Copy the lines of the data below, starting at the very first line and ending at the line that contains "bar [664, 344, 672, 501]".
-- START --
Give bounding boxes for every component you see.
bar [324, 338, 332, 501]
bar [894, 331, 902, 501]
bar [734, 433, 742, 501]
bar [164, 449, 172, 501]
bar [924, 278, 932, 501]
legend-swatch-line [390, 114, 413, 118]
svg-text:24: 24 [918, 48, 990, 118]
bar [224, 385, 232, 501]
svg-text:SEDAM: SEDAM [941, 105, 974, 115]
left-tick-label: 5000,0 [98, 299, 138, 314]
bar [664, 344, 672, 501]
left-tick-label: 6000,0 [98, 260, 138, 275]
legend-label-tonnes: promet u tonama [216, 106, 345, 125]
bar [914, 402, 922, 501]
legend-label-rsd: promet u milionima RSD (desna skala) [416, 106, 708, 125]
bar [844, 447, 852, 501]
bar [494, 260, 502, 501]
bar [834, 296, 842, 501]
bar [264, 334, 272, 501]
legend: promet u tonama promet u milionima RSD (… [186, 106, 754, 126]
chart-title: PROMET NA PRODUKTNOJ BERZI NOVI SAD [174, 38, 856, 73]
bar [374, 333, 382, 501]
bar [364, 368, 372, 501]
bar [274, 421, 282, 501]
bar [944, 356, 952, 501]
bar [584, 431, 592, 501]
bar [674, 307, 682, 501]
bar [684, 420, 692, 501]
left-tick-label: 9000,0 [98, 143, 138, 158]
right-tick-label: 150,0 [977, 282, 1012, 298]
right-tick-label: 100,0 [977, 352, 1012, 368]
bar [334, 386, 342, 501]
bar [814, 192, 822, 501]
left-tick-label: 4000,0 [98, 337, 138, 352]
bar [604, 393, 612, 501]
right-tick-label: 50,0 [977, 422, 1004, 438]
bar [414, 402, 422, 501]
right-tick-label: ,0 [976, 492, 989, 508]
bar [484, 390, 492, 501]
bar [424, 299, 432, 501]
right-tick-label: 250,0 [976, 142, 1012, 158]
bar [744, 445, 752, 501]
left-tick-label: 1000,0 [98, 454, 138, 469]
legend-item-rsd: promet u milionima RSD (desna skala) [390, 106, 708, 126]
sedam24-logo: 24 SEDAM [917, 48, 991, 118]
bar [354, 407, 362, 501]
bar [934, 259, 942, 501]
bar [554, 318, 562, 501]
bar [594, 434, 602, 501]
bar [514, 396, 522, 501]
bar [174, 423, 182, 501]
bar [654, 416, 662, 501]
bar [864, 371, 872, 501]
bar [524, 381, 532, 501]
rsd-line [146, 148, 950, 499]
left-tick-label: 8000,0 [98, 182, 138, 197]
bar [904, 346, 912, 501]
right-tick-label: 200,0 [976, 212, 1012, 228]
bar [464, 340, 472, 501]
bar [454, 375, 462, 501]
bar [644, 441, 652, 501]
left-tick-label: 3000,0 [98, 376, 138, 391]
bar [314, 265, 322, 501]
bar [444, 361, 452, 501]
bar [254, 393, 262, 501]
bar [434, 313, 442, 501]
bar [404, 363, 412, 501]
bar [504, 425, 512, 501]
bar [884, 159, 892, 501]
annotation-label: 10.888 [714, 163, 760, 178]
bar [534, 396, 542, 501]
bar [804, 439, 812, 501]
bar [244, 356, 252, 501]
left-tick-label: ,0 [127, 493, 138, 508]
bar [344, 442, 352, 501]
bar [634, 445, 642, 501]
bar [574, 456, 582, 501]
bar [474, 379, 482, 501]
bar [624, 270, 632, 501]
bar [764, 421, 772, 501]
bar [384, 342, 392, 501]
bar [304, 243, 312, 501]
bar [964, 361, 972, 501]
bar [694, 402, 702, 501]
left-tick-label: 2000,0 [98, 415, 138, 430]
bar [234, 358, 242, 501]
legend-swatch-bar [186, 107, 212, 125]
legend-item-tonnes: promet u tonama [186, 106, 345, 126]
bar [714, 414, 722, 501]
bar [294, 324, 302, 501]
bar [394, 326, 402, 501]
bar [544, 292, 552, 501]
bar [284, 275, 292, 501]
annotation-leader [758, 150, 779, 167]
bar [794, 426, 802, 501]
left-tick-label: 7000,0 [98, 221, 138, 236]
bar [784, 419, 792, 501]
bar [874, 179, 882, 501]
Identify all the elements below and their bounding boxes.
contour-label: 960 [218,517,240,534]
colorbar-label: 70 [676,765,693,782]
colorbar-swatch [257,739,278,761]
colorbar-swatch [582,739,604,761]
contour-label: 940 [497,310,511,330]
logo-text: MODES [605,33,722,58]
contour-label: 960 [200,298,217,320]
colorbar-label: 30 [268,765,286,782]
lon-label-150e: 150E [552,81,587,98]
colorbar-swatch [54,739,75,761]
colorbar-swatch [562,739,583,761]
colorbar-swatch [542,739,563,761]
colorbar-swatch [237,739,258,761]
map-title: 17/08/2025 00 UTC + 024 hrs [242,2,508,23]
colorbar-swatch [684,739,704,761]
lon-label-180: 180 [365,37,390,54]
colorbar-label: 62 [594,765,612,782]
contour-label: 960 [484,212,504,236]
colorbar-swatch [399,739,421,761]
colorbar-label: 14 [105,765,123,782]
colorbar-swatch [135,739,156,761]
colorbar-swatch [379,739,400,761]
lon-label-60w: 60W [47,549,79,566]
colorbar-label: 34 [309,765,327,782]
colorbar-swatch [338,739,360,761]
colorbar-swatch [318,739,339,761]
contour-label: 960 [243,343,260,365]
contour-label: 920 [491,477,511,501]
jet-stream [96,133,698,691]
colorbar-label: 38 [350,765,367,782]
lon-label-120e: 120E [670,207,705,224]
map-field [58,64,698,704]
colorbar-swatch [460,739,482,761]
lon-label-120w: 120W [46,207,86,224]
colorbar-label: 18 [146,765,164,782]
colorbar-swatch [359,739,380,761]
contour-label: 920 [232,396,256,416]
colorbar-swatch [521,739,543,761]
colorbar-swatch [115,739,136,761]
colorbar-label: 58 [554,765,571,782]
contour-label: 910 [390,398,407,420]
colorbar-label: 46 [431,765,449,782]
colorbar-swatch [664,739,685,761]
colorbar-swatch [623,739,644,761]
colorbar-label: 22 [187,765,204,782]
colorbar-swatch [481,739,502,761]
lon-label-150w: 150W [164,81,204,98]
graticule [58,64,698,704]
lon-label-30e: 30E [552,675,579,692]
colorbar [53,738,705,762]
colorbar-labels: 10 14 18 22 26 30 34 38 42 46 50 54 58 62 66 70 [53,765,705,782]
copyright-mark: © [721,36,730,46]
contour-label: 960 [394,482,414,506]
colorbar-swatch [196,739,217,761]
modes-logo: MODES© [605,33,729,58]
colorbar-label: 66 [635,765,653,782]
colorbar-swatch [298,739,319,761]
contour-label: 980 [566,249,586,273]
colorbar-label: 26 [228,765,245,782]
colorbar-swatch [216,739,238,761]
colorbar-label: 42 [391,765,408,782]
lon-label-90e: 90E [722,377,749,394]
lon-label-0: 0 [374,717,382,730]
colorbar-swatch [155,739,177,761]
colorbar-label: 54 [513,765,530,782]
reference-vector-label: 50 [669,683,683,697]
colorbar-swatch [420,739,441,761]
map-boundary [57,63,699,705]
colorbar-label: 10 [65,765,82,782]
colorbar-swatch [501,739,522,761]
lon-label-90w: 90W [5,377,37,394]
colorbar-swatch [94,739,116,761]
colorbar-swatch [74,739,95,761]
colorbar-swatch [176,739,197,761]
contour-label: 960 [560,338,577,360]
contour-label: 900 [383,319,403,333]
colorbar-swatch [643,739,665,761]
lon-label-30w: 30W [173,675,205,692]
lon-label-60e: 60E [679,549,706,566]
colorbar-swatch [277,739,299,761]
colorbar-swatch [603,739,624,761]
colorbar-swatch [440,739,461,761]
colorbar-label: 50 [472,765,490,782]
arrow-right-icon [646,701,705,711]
-- END --
[RESPONSE TO THIS EXERCISE]
Give bounding boxes for every component you see.
bar [324, 338, 332, 501]
bar [894, 331, 902, 501]
bar [734, 433, 742, 501]
bar [164, 449, 172, 501]
bar [924, 278, 932, 501]
legend-swatch-line [390, 114, 413, 118]
svg-text:24: 24 [918, 48, 990, 118]
bar [224, 385, 232, 501]
svg-text:SEDAM: SEDAM [941, 105, 974, 115]
left-tick-label: 5000,0 [98, 299, 138, 314]
bar [664, 344, 672, 501]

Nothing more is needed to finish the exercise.